- Exercise goal -
Identify the lines containing the word "Male". Copy each one.

- Task data -
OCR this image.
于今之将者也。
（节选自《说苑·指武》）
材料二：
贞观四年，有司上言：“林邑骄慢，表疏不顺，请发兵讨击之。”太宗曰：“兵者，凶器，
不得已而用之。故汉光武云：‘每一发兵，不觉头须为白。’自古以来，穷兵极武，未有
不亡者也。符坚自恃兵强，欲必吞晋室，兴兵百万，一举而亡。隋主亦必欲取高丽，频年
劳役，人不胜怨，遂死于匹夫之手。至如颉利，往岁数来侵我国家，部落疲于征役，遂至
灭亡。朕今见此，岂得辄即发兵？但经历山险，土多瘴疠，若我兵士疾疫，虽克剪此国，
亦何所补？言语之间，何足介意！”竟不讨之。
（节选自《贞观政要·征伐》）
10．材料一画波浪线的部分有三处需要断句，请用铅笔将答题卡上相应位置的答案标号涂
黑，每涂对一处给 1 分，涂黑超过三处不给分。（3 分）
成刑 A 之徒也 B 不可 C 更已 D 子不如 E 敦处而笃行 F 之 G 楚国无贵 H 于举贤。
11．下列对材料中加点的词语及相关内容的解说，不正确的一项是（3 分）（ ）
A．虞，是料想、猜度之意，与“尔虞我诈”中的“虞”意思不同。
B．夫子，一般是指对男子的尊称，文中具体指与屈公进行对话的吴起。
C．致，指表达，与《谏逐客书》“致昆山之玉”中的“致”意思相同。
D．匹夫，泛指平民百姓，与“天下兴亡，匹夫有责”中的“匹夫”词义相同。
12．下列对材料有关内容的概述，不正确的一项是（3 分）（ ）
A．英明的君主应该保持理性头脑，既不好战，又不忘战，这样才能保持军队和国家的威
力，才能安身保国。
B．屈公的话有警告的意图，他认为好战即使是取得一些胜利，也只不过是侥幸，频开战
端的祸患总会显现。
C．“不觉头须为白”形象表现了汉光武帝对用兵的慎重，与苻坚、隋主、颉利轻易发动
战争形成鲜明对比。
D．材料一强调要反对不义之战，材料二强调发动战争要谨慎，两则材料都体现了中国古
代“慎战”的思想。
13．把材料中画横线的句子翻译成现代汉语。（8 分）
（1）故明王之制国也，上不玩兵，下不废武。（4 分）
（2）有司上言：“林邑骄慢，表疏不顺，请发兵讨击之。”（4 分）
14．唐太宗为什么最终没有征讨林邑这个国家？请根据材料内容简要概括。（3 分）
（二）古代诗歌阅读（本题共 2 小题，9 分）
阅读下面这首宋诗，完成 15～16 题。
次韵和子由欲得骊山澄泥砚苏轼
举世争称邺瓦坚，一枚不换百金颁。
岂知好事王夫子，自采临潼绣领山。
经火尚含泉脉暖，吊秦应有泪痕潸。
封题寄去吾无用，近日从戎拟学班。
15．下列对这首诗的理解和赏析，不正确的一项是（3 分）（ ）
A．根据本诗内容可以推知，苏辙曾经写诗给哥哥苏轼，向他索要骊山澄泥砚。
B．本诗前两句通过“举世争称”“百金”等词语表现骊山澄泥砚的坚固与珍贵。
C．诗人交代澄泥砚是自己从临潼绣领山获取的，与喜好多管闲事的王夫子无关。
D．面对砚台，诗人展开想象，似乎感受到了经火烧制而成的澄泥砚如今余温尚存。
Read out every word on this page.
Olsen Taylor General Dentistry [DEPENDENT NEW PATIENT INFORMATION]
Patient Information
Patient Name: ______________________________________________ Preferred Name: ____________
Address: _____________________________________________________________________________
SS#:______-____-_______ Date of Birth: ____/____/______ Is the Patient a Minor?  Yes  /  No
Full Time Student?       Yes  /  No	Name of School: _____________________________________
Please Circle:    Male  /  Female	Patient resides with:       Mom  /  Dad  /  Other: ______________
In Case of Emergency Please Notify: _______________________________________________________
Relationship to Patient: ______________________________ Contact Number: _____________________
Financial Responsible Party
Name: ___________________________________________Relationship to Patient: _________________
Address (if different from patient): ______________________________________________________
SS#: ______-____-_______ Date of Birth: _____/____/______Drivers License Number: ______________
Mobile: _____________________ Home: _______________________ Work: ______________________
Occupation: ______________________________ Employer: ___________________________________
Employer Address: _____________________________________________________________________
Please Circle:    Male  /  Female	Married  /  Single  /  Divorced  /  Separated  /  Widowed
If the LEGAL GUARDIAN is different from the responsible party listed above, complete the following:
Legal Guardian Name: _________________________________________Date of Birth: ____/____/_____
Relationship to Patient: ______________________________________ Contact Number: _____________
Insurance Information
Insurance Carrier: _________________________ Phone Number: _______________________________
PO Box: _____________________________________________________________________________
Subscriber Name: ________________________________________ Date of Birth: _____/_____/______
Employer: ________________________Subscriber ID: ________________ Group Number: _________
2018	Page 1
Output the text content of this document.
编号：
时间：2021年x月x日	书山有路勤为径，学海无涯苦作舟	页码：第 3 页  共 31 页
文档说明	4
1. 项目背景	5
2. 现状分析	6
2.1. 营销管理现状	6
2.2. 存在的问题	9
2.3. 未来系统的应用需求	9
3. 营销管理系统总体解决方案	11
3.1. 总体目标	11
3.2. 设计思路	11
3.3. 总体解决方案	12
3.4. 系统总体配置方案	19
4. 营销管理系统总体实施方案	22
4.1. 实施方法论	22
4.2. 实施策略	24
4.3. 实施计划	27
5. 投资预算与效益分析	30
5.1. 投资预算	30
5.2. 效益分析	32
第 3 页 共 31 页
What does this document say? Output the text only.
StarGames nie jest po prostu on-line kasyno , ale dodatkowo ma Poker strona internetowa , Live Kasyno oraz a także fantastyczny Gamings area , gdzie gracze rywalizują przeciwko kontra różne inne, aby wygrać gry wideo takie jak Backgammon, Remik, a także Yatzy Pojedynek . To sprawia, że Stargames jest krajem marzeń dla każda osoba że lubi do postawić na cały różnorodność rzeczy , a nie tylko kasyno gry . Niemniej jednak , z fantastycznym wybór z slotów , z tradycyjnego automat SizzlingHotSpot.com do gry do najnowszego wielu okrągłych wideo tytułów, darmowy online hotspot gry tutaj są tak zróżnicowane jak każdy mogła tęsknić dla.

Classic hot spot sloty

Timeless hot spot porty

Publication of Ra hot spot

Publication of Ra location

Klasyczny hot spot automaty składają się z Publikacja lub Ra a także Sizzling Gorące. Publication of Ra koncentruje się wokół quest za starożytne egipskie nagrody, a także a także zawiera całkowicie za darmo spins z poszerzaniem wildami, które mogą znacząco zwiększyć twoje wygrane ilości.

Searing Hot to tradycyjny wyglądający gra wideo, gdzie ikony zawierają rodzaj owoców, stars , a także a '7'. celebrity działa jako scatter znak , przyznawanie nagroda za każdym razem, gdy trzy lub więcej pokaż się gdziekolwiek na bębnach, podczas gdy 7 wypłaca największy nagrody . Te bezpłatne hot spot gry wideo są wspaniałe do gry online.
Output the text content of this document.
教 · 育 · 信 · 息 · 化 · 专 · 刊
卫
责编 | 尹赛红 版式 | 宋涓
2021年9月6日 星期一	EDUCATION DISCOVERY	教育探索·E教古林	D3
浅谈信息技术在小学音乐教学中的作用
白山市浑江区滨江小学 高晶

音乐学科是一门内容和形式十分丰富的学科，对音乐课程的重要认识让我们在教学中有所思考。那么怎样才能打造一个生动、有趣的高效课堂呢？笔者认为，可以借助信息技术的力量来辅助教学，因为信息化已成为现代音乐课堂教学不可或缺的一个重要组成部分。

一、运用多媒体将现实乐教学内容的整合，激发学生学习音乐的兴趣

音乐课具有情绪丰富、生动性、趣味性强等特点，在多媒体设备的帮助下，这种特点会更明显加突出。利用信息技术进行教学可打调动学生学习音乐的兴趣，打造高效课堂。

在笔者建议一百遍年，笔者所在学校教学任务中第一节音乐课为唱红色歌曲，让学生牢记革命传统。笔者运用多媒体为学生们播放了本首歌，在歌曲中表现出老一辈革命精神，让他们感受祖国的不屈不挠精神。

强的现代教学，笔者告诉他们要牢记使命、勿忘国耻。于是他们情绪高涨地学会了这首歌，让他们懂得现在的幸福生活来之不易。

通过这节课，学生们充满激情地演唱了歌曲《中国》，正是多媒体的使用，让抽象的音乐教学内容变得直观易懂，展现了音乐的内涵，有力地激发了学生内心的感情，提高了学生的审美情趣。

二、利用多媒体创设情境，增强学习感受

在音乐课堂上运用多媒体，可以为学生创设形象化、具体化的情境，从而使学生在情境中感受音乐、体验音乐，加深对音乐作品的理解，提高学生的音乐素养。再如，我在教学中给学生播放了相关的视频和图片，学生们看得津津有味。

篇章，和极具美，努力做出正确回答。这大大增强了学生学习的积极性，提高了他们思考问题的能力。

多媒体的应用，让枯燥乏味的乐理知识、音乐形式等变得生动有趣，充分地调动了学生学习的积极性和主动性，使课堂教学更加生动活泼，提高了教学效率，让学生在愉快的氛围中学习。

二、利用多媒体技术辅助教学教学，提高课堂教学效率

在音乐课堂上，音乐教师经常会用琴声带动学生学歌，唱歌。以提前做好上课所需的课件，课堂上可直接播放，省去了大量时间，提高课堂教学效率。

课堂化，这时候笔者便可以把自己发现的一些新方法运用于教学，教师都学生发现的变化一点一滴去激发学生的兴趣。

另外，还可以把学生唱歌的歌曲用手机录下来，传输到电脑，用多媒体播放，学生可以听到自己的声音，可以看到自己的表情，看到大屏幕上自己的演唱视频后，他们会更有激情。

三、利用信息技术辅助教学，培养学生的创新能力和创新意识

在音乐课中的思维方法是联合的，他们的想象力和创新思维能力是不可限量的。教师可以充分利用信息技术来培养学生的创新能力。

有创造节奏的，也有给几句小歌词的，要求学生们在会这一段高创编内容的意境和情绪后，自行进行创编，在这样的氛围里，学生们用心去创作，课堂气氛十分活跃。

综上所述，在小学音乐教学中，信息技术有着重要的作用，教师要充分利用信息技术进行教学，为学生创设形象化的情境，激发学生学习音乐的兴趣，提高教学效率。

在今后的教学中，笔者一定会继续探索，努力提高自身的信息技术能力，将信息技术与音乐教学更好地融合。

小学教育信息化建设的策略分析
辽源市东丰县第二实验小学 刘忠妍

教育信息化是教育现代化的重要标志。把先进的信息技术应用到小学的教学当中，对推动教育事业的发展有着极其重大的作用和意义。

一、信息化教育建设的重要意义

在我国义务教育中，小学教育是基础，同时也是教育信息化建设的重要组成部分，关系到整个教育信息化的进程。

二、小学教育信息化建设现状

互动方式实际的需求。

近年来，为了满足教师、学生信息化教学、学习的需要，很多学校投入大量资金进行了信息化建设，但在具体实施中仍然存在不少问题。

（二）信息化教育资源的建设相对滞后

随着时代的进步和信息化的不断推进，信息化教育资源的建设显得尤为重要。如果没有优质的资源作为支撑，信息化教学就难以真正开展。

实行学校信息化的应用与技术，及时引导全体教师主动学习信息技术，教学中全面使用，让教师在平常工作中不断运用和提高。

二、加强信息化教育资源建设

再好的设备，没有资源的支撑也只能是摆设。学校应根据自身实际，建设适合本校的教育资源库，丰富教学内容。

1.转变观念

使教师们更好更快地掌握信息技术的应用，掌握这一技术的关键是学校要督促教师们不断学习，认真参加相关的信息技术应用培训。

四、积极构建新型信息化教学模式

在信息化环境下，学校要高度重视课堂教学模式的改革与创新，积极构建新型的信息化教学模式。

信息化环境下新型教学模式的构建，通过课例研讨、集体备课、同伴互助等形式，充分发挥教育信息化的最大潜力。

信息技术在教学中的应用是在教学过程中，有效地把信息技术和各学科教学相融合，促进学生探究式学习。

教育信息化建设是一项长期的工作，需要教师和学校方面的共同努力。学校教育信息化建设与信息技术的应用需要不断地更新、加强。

- Worked answer -
Please Circle:    Male  /  Female	Patient resides with:       Mom  /  Dad  /  Other: ______________
Please Circle:    Male  /  Female	Married  /  Single  /  Divorced  /  Separated  /  Widowed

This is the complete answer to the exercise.